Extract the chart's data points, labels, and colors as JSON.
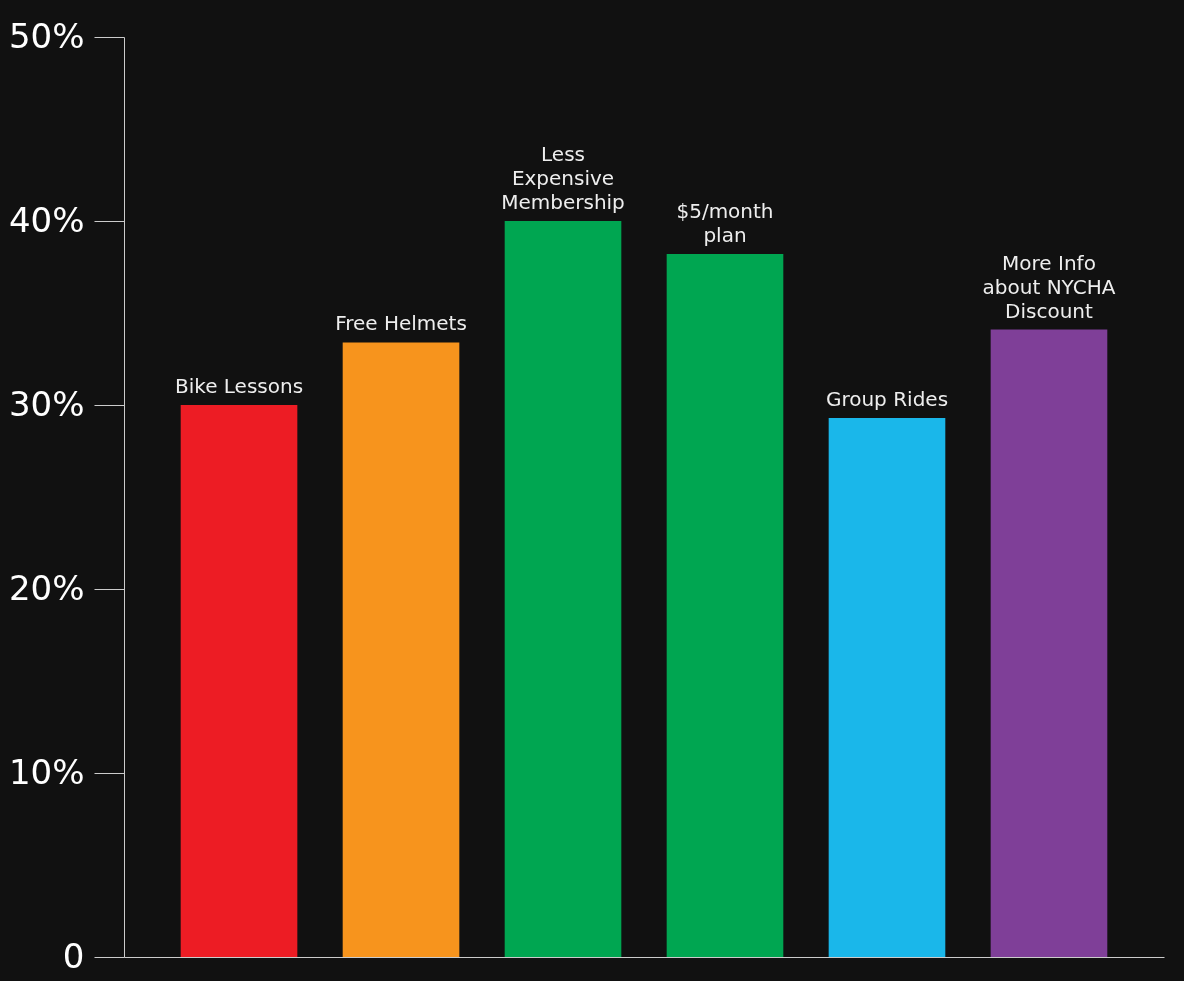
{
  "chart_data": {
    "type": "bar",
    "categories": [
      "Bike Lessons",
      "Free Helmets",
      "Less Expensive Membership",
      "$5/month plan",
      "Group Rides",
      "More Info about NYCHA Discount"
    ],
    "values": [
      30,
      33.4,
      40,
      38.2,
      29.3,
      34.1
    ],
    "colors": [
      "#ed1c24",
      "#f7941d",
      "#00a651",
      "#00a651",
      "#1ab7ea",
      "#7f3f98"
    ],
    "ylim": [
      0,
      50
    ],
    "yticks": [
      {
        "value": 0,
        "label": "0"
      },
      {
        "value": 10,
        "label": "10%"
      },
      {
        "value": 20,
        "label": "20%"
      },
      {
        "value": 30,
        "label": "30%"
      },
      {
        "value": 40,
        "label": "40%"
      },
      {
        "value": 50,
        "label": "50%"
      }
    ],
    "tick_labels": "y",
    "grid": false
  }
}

:::::

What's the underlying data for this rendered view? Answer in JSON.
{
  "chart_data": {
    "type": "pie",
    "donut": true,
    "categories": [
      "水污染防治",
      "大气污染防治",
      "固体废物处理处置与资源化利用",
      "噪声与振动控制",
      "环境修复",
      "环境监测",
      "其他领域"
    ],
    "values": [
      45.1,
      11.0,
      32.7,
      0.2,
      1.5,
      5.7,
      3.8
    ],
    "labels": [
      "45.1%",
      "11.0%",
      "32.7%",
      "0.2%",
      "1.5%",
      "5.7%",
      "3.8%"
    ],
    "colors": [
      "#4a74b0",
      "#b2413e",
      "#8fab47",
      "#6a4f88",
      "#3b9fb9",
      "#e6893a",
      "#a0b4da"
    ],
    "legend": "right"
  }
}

:::::

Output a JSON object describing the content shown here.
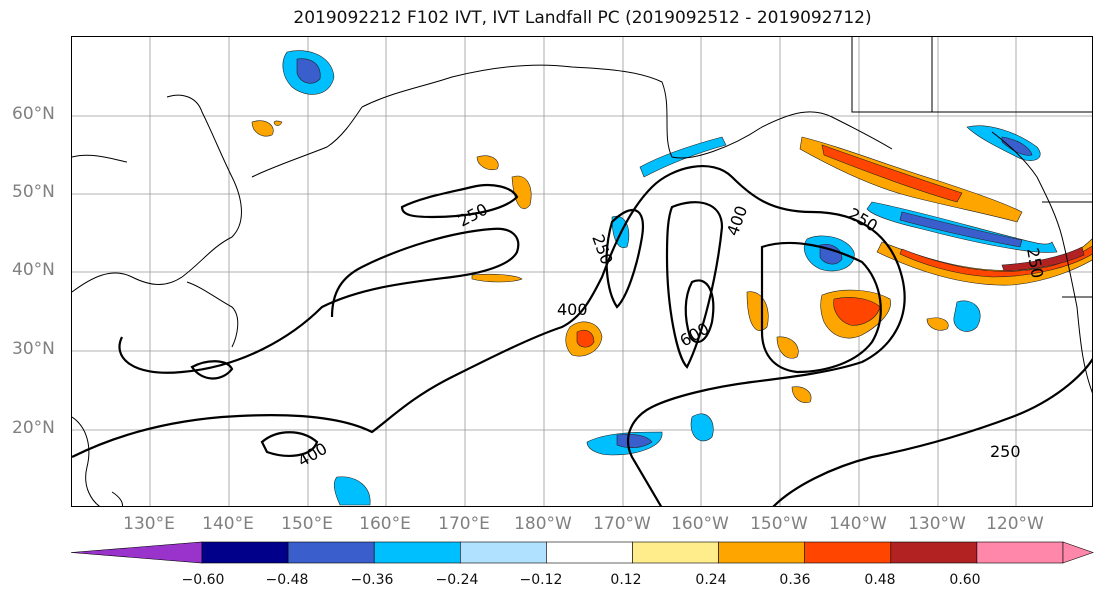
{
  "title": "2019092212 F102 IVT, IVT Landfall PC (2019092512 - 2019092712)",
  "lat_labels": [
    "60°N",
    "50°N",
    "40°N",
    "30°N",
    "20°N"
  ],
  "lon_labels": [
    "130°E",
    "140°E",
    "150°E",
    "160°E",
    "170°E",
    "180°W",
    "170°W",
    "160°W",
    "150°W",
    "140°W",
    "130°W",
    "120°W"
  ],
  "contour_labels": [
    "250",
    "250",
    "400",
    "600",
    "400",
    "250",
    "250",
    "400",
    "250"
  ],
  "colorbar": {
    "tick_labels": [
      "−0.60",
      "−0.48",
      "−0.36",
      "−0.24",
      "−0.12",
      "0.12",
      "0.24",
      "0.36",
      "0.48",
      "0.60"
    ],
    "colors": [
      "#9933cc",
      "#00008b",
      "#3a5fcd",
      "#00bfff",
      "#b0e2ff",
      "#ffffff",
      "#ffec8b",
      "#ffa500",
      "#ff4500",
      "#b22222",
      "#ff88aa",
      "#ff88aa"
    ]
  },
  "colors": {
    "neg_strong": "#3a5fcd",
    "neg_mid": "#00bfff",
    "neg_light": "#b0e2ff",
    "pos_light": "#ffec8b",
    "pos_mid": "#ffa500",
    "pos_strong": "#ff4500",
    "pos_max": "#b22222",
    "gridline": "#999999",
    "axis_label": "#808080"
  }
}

:::::

» Directions for this task
Scan the material for lines with the word "JSON", and copy each line you find.

» Expected answer
Extract the chart's data points, labels, and colors as JSON.
What's the underlying data for this rendered view? Answer in JSON.
Output a JSON object describing the content shown here.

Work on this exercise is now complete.